(Records)
╭──

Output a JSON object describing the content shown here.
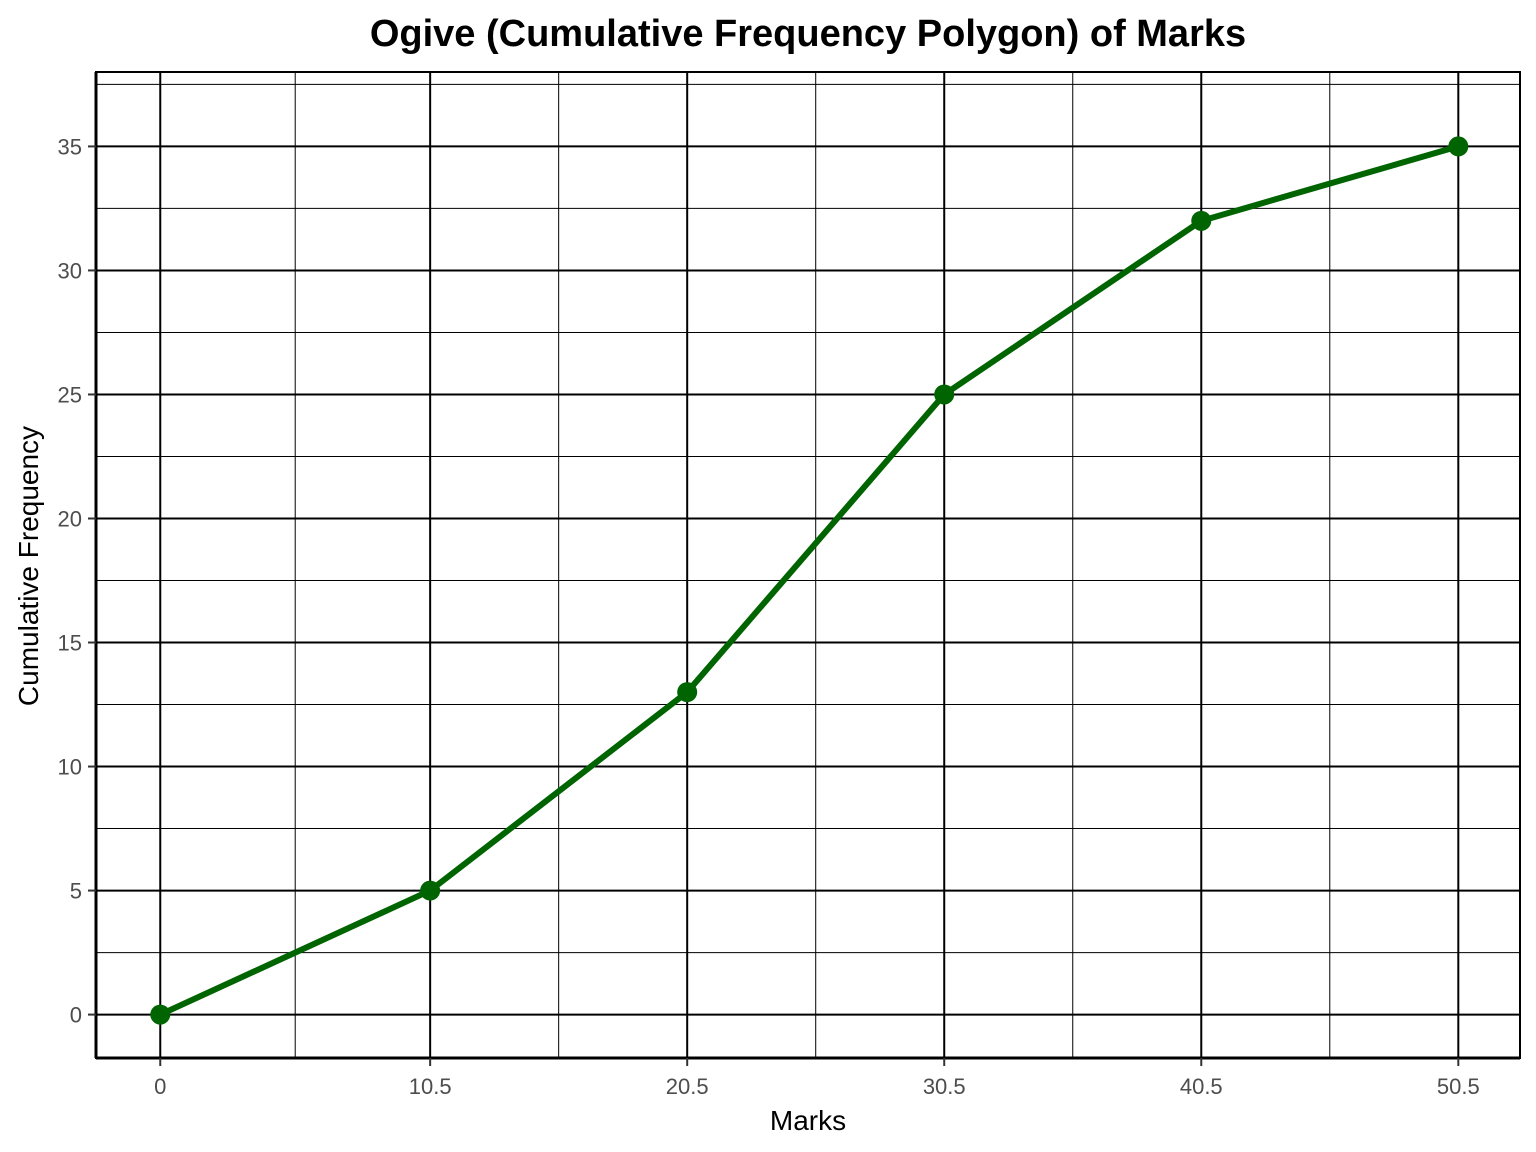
{
  "chart_data": {
    "type": "line",
    "title": "Ogive (Cumulative Frequency Polygon) of Marks",
    "xlabel": "Marks",
    "ylabel": "Cumulative Frequency",
    "x": [
      0,
      10.5,
      20.5,
      30.5,
      40.5,
      50.5
    ],
    "x_tick_labels": [
      "0",
      "10.5",
      "20.5",
      "30.5",
      "40.5",
      "50.5"
    ],
    "y_ticks": [
      0,
      5,
      10,
      15,
      20,
      25,
      30,
      35
    ],
    "y_tick_labels": [
      "0",
      "5",
      "10",
      "15",
      "20",
      "25",
      "30",
      "35"
    ],
    "series": [
      {
        "values": [
          0,
          5,
          13,
          25,
          32,
          35
        ]
      }
    ],
    "xlim": [
      -2.5,
      52.9
    ],
    "ylim": [
      -1.75,
      38
    ],
    "grid": true,
    "line_color": "#006400",
    "grid_color": "#000000"
  }
}
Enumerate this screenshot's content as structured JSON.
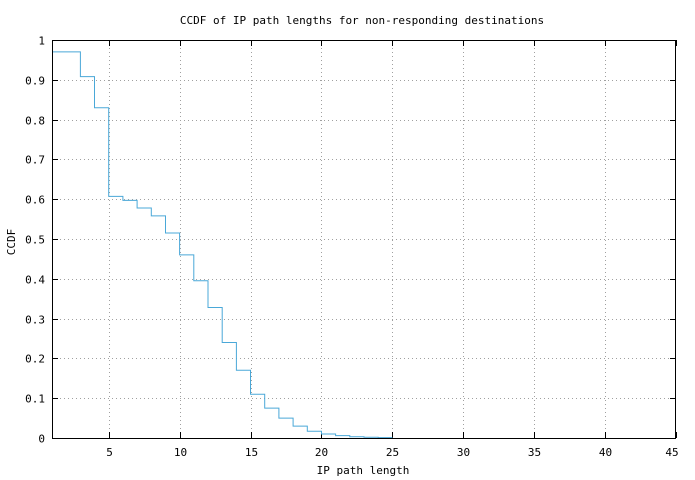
{
  "chart_data": {
    "type": "line",
    "title": "CCDF of IP path lengths for non-responding destinations",
    "xlabel": "IP path length",
    "ylabel": "CCDF",
    "xlim": [
      1,
      45
    ],
    "ylim": [
      0,
      1
    ],
    "x_ticks": [
      5,
      10,
      15,
      20,
      25,
      30,
      35,
      40,
      45
    ],
    "y_ticks": [
      0,
      0.1,
      0.2,
      0.3,
      0.4,
      0.5,
      0.6,
      0.7,
      0.8,
      0.9,
      1
    ],
    "y_tick_labels": [
      "0",
      "0.1",
      "0.2",
      "0.3",
      "0.4",
      "0.5",
      "0.6",
      "0.7",
      "0.8",
      "0.9",
      "1"
    ],
    "x_tick_labels": [
      "5",
      "10",
      "15",
      "20",
      "25",
      "30",
      "35",
      "40",
      "45"
    ],
    "grid": true,
    "step": true,
    "series": [
      {
        "color": "#4aa8d8",
        "x": [
          1,
          3,
          4,
          5,
          6,
          7,
          8,
          9,
          10,
          11,
          12,
          13,
          14,
          15,
          16,
          17,
          18,
          19,
          20,
          21,
          22,
          23,
          24,
          25
        ],
        "y": [
          0.97,
          0.908,
          0.83,
          0.607,
          0.597,
          0.578,
          0.558,
          0.515,
          0.46,
          0.395,
          0.328,
          0.24,
          0.17,
          0.11,
          0.075,
          0.05,
          0.03,
          0.017,
          0.01,
          0.006,
          0.003,
          0.002,
          0.001,
          0.001
        ]
      }
    ]
  }
}
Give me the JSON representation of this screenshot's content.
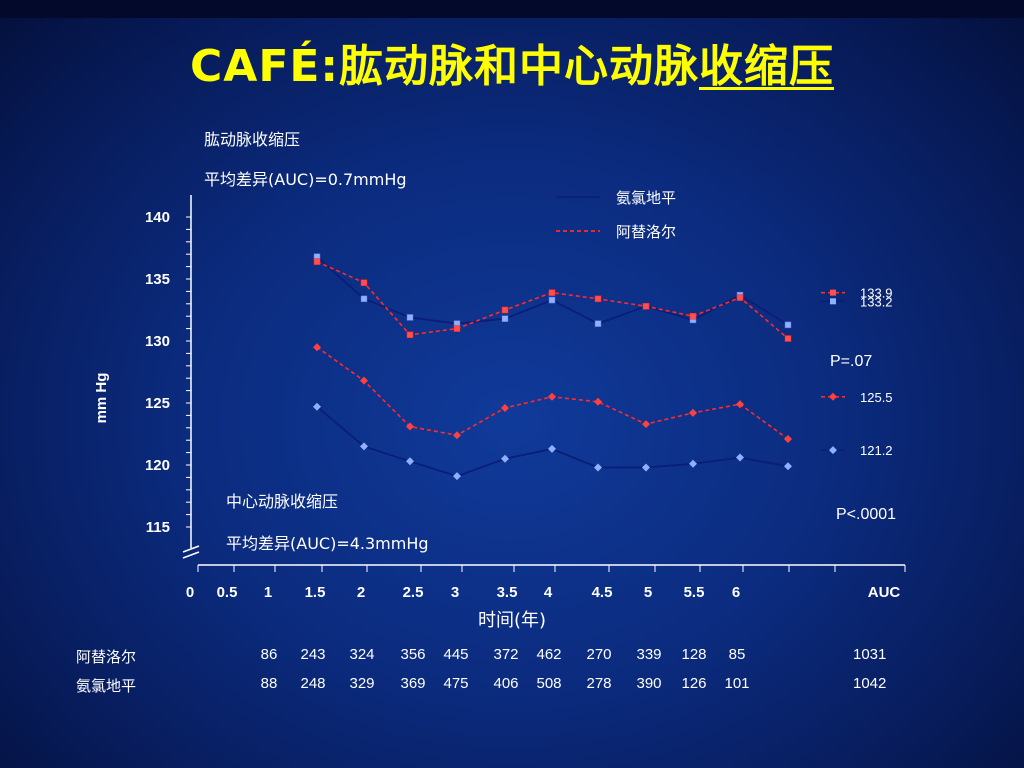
{
  "title_prefix": "CAFÉ:",
  "title_mid": "肱动脉和中心动脉",
  "title_underlined": "收缩压",
  "upper_panel_label": "肱动脉收缩压",
  "upper_panel_diff": "平均差异(AUC)=0.7mmHg",
  "lower_panel_label": "中心动脉收缩压",
  "lower_panel_diff": "平均差异(AUC)=4.3mmHg",
  "p_upper": "P=.07",
  "p_lower": "P<.0001",
  "colors": {
    "amlodipine": "#0a1e78",
    "atenolol": "#ff2a2a",
    "title": "#ffff00",
    "text": "#ffffff"
  },
  "chart_data": {
    "type": "line",
    "xlabel": "时间(年)",
    "ylabel": "mm Hg",
    "ylim": [
      115,
      140
    ],
    "yticks": [
      115,
      120,
      125,
      130,
      135,
      140
    ],
    "xticks": [
      "0",
      "0.5",
      "1",
      "1.5",
      "2",
      "2.5",
      "3",
      "3.5",
      "4",
      "4.5",
      "5",
      "5.5",
      "6",
      "AUC"
    ],
    "x": [
      0.5,
      1,
      1.5,
      2,
      2.5,
      3,
      3.5,
      4,
      4.5,
      5,
      5.5
    ],
    "series": [
      {
        "name": "氨氯地平",
        "group": "brachial",
        "style": "solid",
        "values": [
          136.8,
          133.4,
          131.9,
          131.4,
          131.8,
          133.3,
          131.4,
          132.8,
          131.7,
          133.7,
          131.3
        ],
        "auc": 133.2,
        "auc_label": "133.2"
      },
      {
        "name": "阿替洛尔",
        "group": "brachial",
        "style": "dashed",
        "values": [
          136.4,
          134.7,
          130.5,
          131.0,
          132.5,
          133.9,
          133.4,
          132.8,
          132.0,
          133.5,
          130.2
        ],
        "auc": 133.9,
        "auc_label": "133.9"
      },
      {
        "name": "阿替洛尔",
        "group": "central",
        "style": "dashed",
        "values": [
          129.5,
          126.8,
          123.1,
          122.4,
          124.6,
          125.5,
          125.1,
          123.3,
          124.2,
          124.9,
          122.1
        ],
        "auc": 125.5,
        "auc_label": "125.5"
      },
      {
        "name": "氨氯地平",
        "group": "central",
        "style": "solid",
        "values": [
          124.7,
          121.5,
          120.3,
          119.1,
          120.5,
          121.3,
          119.8,
          119.8,
          120.1,
          120.6,
          119.9
        ],
        "auc": 121.2,
        "auc_label": "121.2"
      }
    ],
    "legend": [
      {
        "name": "氨氯地平",
        "style": "solid"
      },
      {
        "name": "阿替洛尔",
        "style": "dashed"
      }
    ]
  },
  "counts": {
    "rows": [
      {
        "name": "阿替洛尔",
        "values": [
          "86",
          "243",
          "324",
          "356",
          "445",
          "372",
          "462",
          "270",
          "339",
          "128",
          "85"
        ],
        "total": "1031"
      },
      {
        "name": "氨氯地平",
        "values": [
          "88",
          "248",
          "329",
          "369",
          "475",
          "406",
          "508",
          "278",
          "390",
          "126",
          "101"
        ],
        "total": "1042"
      }
    ]
  }
}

╰──

> _WHAT IS REQUIRED_
In the material above, show every line where the word "this" turns up.

> _TASK RESULT_
Enumerate this screenshot's content as structured JSON.
Give me the JSON representation of this screenshot's content.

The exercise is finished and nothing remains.